Problem: Copy every line from the material below that holds "Datum".

Exercise materials:
........

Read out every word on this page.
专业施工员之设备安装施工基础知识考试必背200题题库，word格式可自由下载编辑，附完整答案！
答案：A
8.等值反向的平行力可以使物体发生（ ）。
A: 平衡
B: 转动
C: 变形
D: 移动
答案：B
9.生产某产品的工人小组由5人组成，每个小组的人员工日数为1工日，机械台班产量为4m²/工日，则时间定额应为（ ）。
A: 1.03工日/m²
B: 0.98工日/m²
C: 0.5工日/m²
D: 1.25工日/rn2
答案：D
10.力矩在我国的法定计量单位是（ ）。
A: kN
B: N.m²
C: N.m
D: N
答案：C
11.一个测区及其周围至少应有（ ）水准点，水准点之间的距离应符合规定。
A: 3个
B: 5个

........

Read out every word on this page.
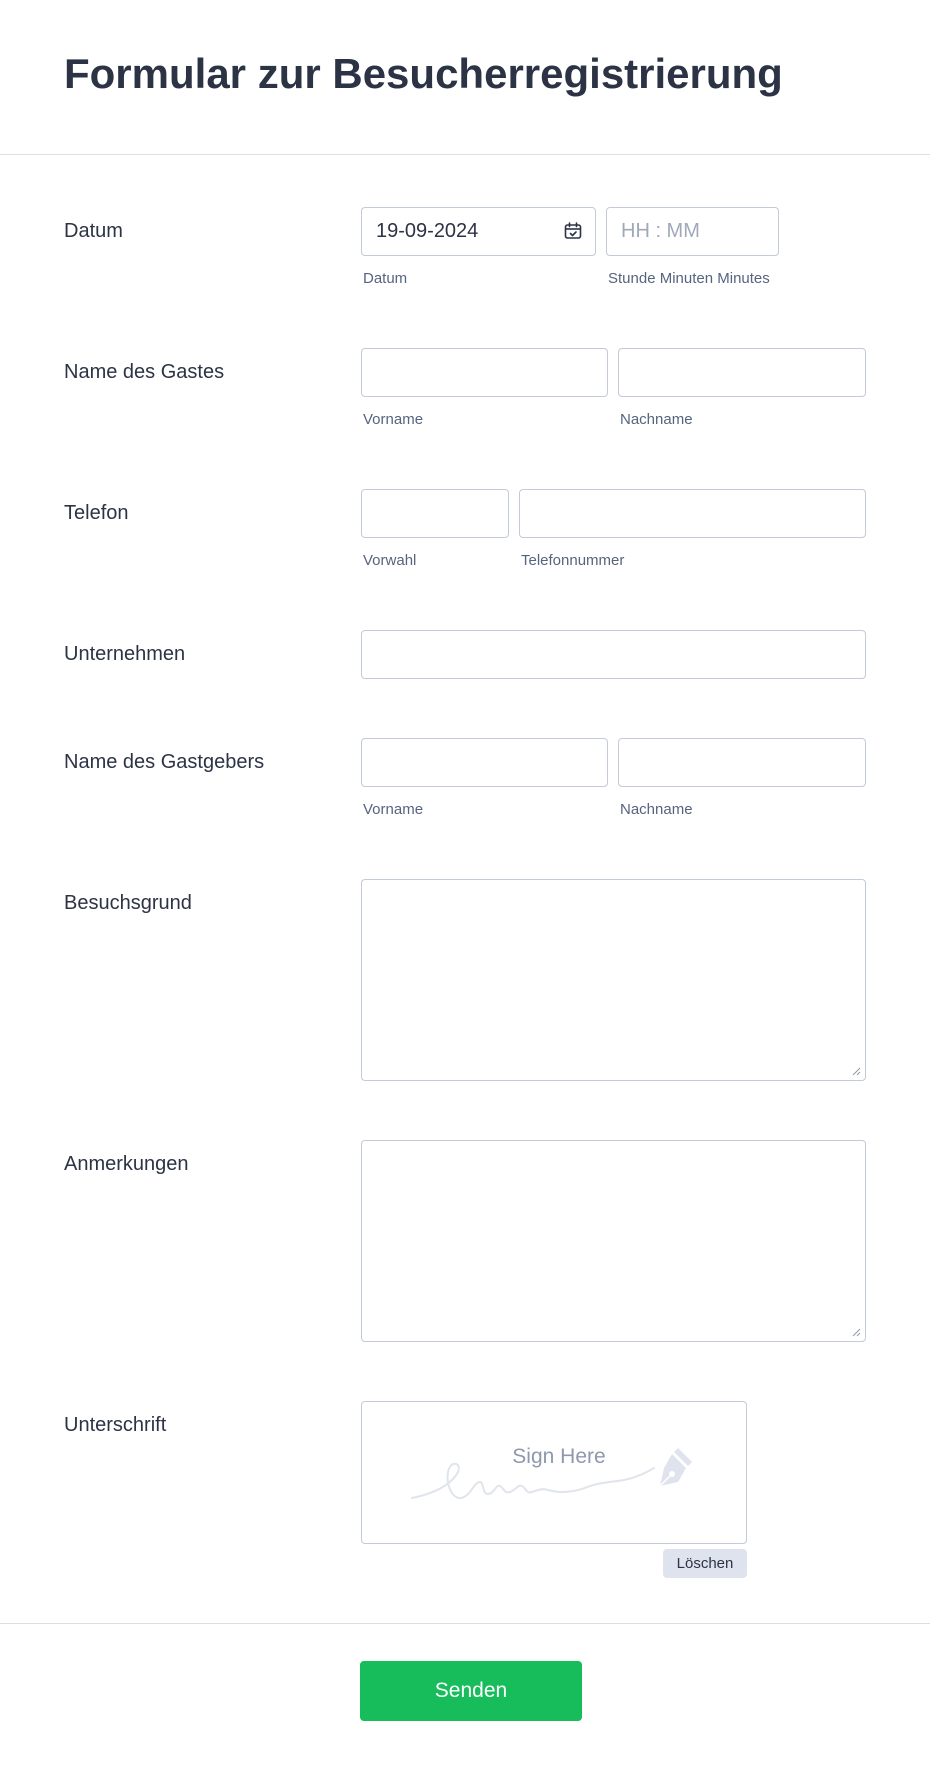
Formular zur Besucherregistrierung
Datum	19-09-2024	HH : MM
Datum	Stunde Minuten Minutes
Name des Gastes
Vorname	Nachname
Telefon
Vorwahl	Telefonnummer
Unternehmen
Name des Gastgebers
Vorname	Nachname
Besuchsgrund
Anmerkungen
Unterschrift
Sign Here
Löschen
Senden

........

Exercise answer:
Datum	19-09-2024	HH : MM
Datum	Stunde Minuten Minutes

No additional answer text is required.